**REQUIREMENT:** Every record must be repeated exactly; omit any pictures they contain.

**INPUT RECORDS:**
-- Start --
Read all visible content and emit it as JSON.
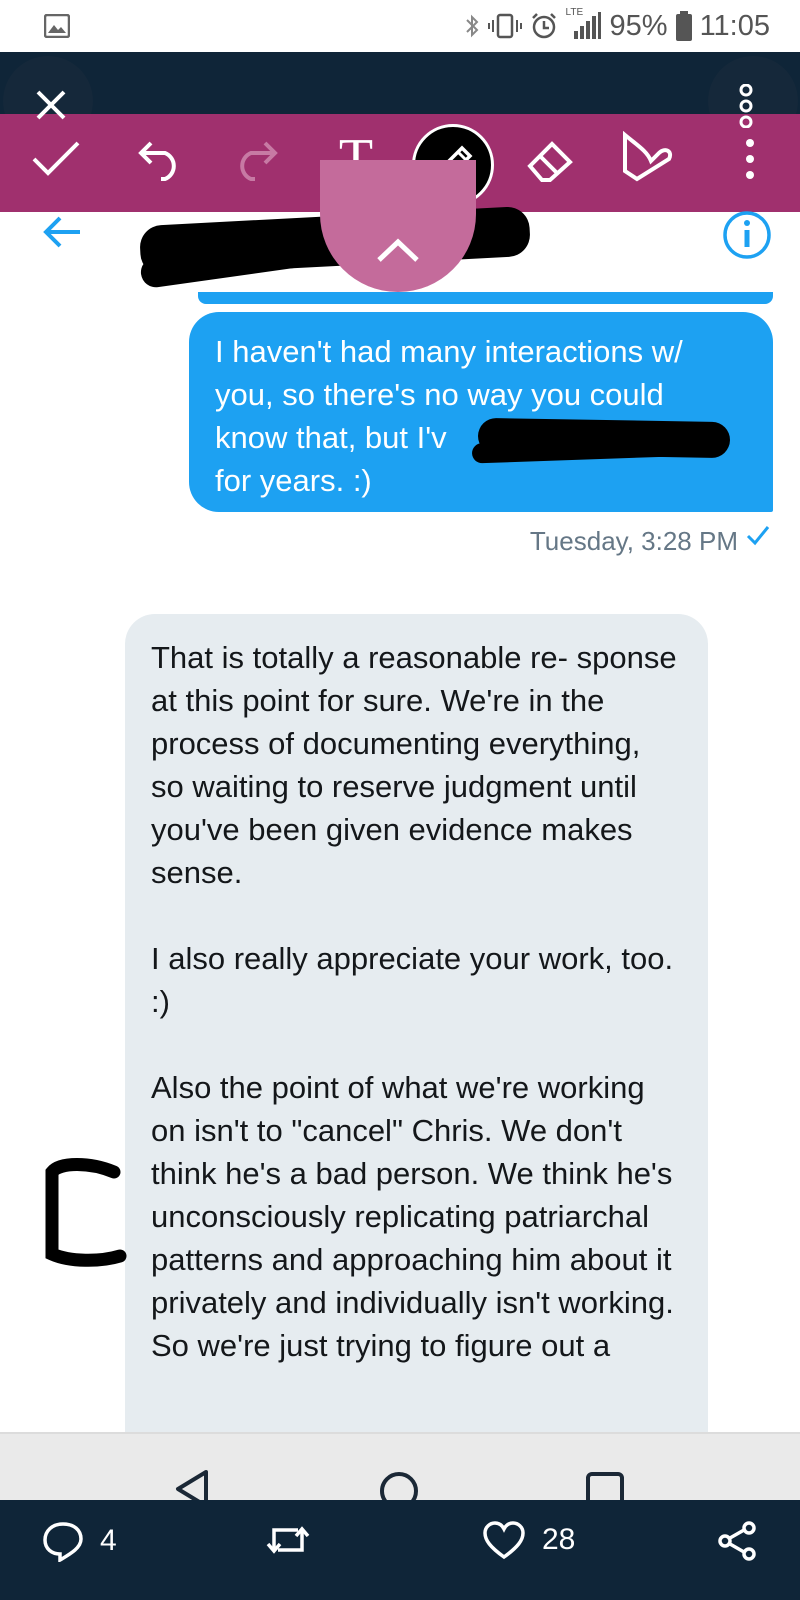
{
  "status_bar": {
    "battery": "95%",
    "time": "11:05",
    "network_label": "LTE"
  },
  "editor_toolbar": {
    "tools": [
      "check-icon",
      "undo-icon",
      "redo-icon",
      "text-tool-icon",
      "pen-icon",
      "eraser-icon",
      "highlighter-icon",
      "more-icon"
    ],
    "active_tool": "pen-icon",
    "text_tool_glyph": "T",
    "accent_color": "#a0306e"
  },
  "conversation": {
    "sent_message": "I haven't had many interactions w/ you, so there's no way you could know that, but I'v",
    "sent_message_tail": "for years. :)",
    "sent_timestamp": "Tuesday, 3:28 PM",
    "received_paragraph_1": "That is totally a reasonable re- sponse at this point for sure. We're in the process of documenting everything, so waiting to reserve judgment until you've been given evidence makes sense.",
    "received_paragraph_2": "I also really appreciate your work, too. :)",
    "received_paragraph_3": "Also the point of what we're working on isn't to \"cancel\" Chris. We don't think he's a bad person. We think he's unconsciously replicating patriarchal patterns and approaching him about it privately and individually isn't working. So we're just trying to figure out a",
    "annotation_letter": "C",
    "bubble_out_color": "#1da1f2",
    "bubble_in_color": "#e6ecf0"
  },
  "actions": {
    "replies": "4",
    "likes": "28"
  }
}
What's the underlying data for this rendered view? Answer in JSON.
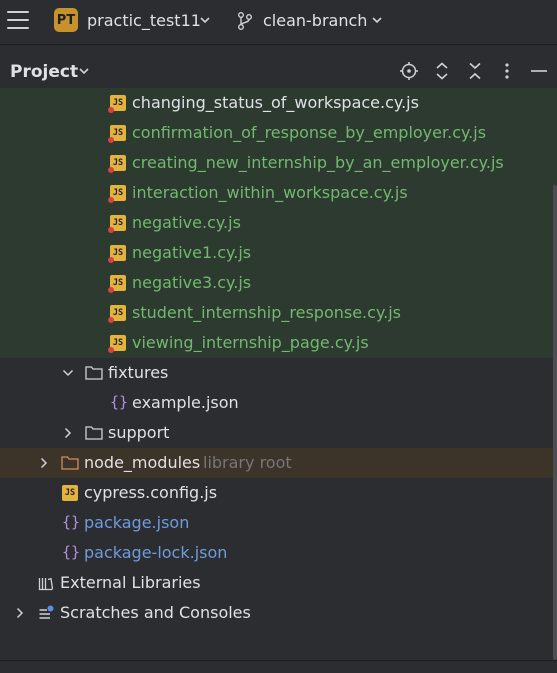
{
  "topbar": {
    "project_badge": "PT",
    "project_name": "practic_test11",
    "branch_name": "clean-branch"
  },
  "toolwindow": {
    "title": "Project"
  },
  "tree": {
    "cypress_files": [
      "changing_status_of_workspace.cy.js",
      "confirmation_of_response_by_employer.cy.js",
      "creating_new_internship_by_an_employer.cy.js",
      "interaction_within_workspace.cy.js",
      "negative.cy.js",
      "negative1.cy.js",
      "negative3.cy.js",
      "student_internship_response.cy.js",
      "viewing_internship_page.cy.js"
    ],
    "fixtures_folder": "fixtures",
    "fixtures_file": "example.json",
    "support_folder": "support",
    "node_modules": "node_modules",
    "node_modules_hint": "library root",
    "cypress_config": "cypress.config.js",
    "package_json": "package.json",
    "package_lock": "package-lock.json",
    "external_libraries": "External Libraries",
    "scratches": "Scratches and Consoles"
  },
  "icons": {
    "js_label": "JS",
    "json_label": "{}"
  },
  "colors": {
    "added_file": "#73b86f",
    "modified_file": "#6f9bdd",
    "excluded_hint": "#74777d"
  }
}
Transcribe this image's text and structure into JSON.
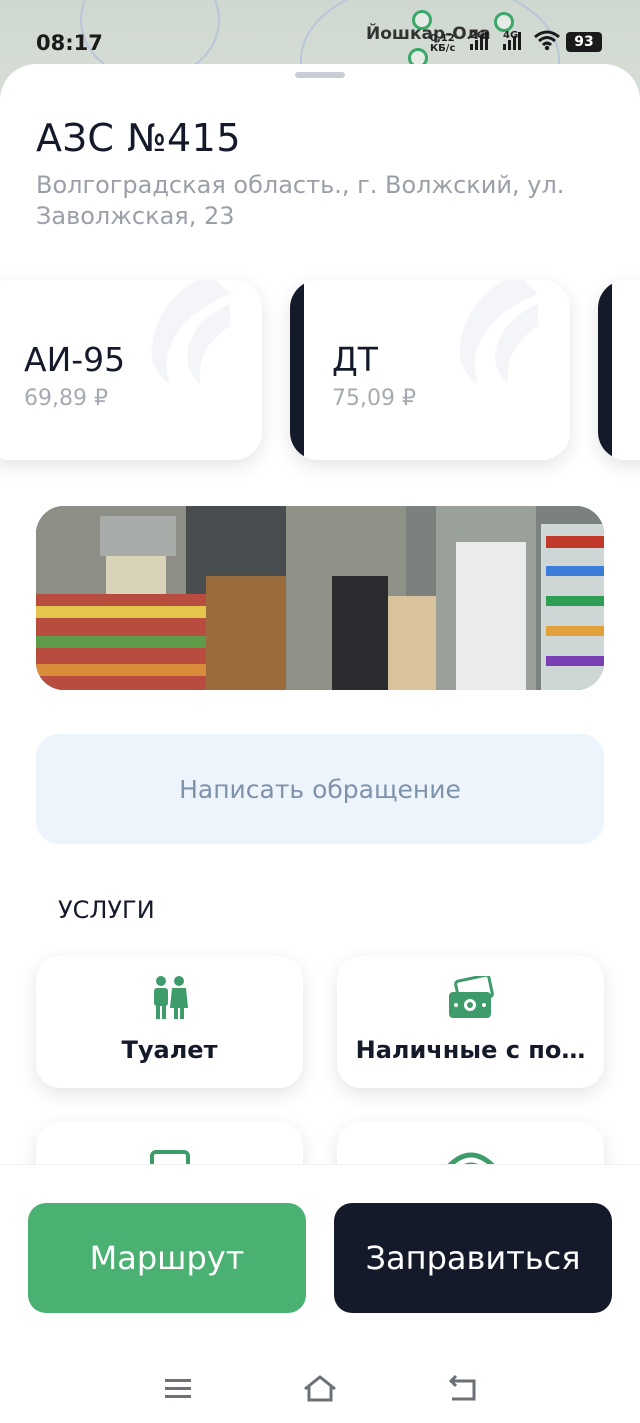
{
  "status_bar": {
    "time": "08:17",
    "map_city_label": "Йошкар-Ола",
    "speed_value": "0,12",
    "speed_unit": "КБ/с",
    "net_1": "2G",
    "net_2": "4G",
    "battery": "93"
  },
  "station": {
    "title": "АЗС №415",
    "address": "Волгоградская область., г. Волжский, ул. Заволжская, 23"
  },
  "fuels": [
    {
      "name": "АИ-95",
      "price": "69,89 ₽"
    },
    {
      "name": "ДТ",
      "price": "75,09 ₽"
    }
  ],
  "appeal_button": "Написать обращение",
  "services": {
    "heading": "УСЛУГИ",
    "items": [
      {
        "label": "Туалет",
        "icon": "toilet-icon"
      },
      {
        "label": "Наличные с по…",
        "icon": "cash-icon"
      },
      {
        "label": "",
        "icon": "card-terminal-icon"
      },
      {
        "label": "",
        "icon": "wifi-icon"
      }
    ]
  },
  "actions": {
    "route": "Маршрут",
    "refuel": "Заправиться"
  },
  "colors": {
    "accent_green": "#4bb173",
    "dark_navy": "#151a2b",
    "appeal_bg": "#eef4fb"
  }
}
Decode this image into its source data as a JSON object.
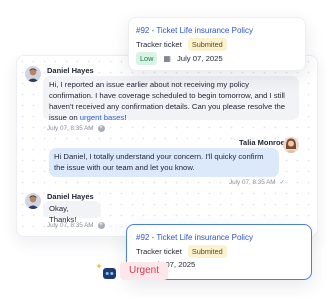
{
  "ticket_top": {
    "title": "#92 - Ticket Life insurance Policy",
    "type": "Tracker ticket",
    "status": "Submited",
    "priority": "Low",
    "date": "July 07, 2025"
  },
  "chat": {
    "messages": [
      {
        "sender": "Daniel Hayes",
        "text_before_link": "Hi, I reported an issue earlier about not receiving my policy confirmation. I have coverage scheduled to begin tomorrow, and I still haven't received any confirmation details. Can you please resolve the issue on ",
        "link_text": "urgent bases",
        "text_after_link": "!",
        "time": "July 07, 8:35 AM"
      },
      {
        "sender": "Talia Monroe",
        "text": "Hi Daniel, I totally understand your concern. I'll quicky confirm the issue with our team and let you know.",
        "time": "July 07, 8:35 AM"
      },
      {
        "sender": "Daniel Hayes",
        "text": "Okay, Thanks!",
        "time": "July 07, 8:35 AM"
      }
    ]
  },
  "ticket_bottom": {
    "title": "#92 - Ticket Life insurance Policy",
    "type": "Tracker ticket",
    "status": "Submited",
    "date": "July 07, 2025"
  },
  "urgent_label": "Urgent",
  "icons": {
    "calendar": "calendar-icon",
    "plus": "plus-icon",
    "check": "check-icon",
    "bot": "bot-sparkle-icon"
  },
  "colors": {
    "link": "#2f5fdc",
    "outgoing_bubble": "#dce9fb",
    "low_badge": "#d9f3e4",
    "submitted_badge": "#fdf2d0",
    "urgent_badge": "#fde7ea",
    "urgent_text": "#d33a4d",
    "card_border_active": "#4a7fe0"
  }
}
-- End --
**ANSWER TO THIS PROBLEM:**
Read all visible content and emit it as JSON.
{
  "status_bar": {
    "battery": "95%",
    "time": "11:05",
    "network_label": "LTE"
  },
  "editor_toolbar": {
    "tools": [
      "check-icon",
      "undo-icon",
      "redo-icon",
      "text-tool-icon",
      "pen-icon",
      "eraser-icon",
      "highlighter-icon",
      "more-icon"
    ],
    "active_tool": "pen-icon",
    "text_tool_glyph": "T",
    "accent_color": "#a0306e"
  },
  "conversation": {
    "sent_message": "I haven't had many interactions w/ you, so there's no way you could know that, but I'v",
    "sent_message_tail": "for years. :)",
    "sent_timestamp": "Tuesday, 3:28 PM",
    "received_paragraph_1": "That is totally a reasonable re- sponse at this point for sure. We're in the process of documenting everything, so waiting to reserve judgment until you've been given evidence makes sense.",
    "received_paragraph_2": "I also really appreciate your work, too. :)",
    "received_paragraph_3": "Also the point of what we're working on isn't to \"cancel\" Chris. We don't think he's a bad person. We think he's unconsciously replicating patriarchal patterns and approaching him about it privately and individually isn't working. So we're just trying to figure out a",
    "annotation_letter": "C",
    "bubble_out_color": "#1da1f2",
    "bubble_in_color": "#e6ecf0"
  },
  "actions": {
    "replies": "4",
    "likes": "28"
  }
}
What's the underlying data for this rendered view? Answer in JSON.
{
  "topbar": {
    "project_badge": "PT",
    "project_name": "practic_test11",
    "branch_name": "clean-branch"
  },
  "toolwindow": {
    "title": "Project"
  },
  "tree": {
    "cypress_files": [
      "changing_status_of_workspace.cy.js",
      "confirmation_of_response_by_employer.cy.js",
      "creating_new_internship_by_an_employer.cy.js",
      "interaction_within_workspace.cy.js",
      "negative.cy.js",
      "negative1.cy.js",
      "negative3.cy.js",
      "student_internship_response.cy.js",
      "viewing_internship_page.cy.js"
    ],
    "fixtures_folder": "fixtures",
    "fixtures_file": "example.json",
    "support_folder": "support",
    "node_modules": "node_modules",
    "node_modules_hint": "library root",
    "cypress_config": "cypress.config.js",
    "package_json": "package.json",
    "package_lock": "package-lock.json",
    "external_libraries": "External Libraries",
    "scratches": "Scratches and Consoles"
  },
  "icons": {
    "js_label": "JS",
    "json_label": "{}"
  },
  "colors": {
    "added_file": "#73b86f",
    "modified_file": "#6f9bdd",
    "excluded_hint": "#74777d"
  }
}
Transcribe this image's text and structure into JSON.
{
  "status_bar": {
    "time": "08:17",
    "map_city_label": "Йошкар-Ола",
    "speed_value": "0,12",
    "speed_unit": "КБ/с",
    "net_1": "2G",
    "net_2": "4G",
    "battery": "93"
  },
  "station": {
    "title": "АЗС №415",
    "address": "Волгоградская область., г. Волжский, ул. Заволжская, 23"
  },
  "fuels": [
    {
      "name": "АИ-95",
      "price": "69,89 ₽"
    },
    {
      "name": "ДТ",
      "price": "75,09 ₽"
    }
  ],
  "appeal_button": "Написать обращение",
  "services": {
    "heading": "УСЛУГИ",
    "items": [
      {
        "label": "Туалет",
        "icon": "toilet-icon"
      },
      {
        "label": "Наличные с по…",
        "icon": "cash-icon"
      },
      {
        "label": "",
        "icon": "card-terminal-icon"
      },
      {
        "label": "",
        "icon": "wifi-icon"
      }
    ]
  },
  "actions": {
    "route": "Маршрут",
    "refuel": "Заправиться"
  },
  "colors": {
    "accent_green": "#4bb173",
    "dark_navy": "#151a2b",
    "appeal_bg": "#eef4fb"
  }
}
Decode this image into its source data as a JSON object.
{
  "ticket_top": {
    "title": "#92 - Ticket Life insurance Policy",
    "type": "Tracker ticket",
    "status": "Submited",
    "priority": "Low",
    "date": "July 07, 2025"
  },
  "chat": {
    "messages": [
      {
        "sender": "Daniel Hayes",
        "text_before_link": "Hi, I reported an issue earlier about not receiving my policy confirmation. I have coverage scheduled to begin tomorrow, and I still haven't received any confirmation details. Can you please resolve the issue on ",
        "link_text": "urgent bases",
        "text_after_link": "!",
        "time": "July 07, 8:35 AM"
      },
      {
        "sender": "Talia Monroe",
        "text": "Hi Daniel, I totally understand your concern. I'll quicky confirm the issue with our team and let you know.",
        "time": "July 07, 8:35 AM"
      },
      {
        "sender": "Daniel Hayes",
        "text": "Okay, Thanks!",
        "time": "July 07, 8:35 AM"
      }
    ]
  },
  "ticket_bottom": {
    "title": "#92 - Ticket Life insurance Policy",
    "type": "Tracker ticket",
    "status": "Submited",
    "date": "July 07, 2025"
  },
  "urgent_label": "Urgent",
  "icons": {
    "calendar": "calendar-icon",
    "plus": "plus-icon",
    "check": "check-icon",
    "bot": "bot-sparkle-icon"
  },
  "colors": {
    "link": "#2f5fdc",
    "outgoing_bubble": "#dce9fb",
    "low_badge": "#d9f3e4",
    "submitted_badge": "#fdf2d0",
    "urgent_badge": "#fde7ea",
    "urgent_text": "#d33a4d",
    "card_border_active": "#4a7fe0"
  }
}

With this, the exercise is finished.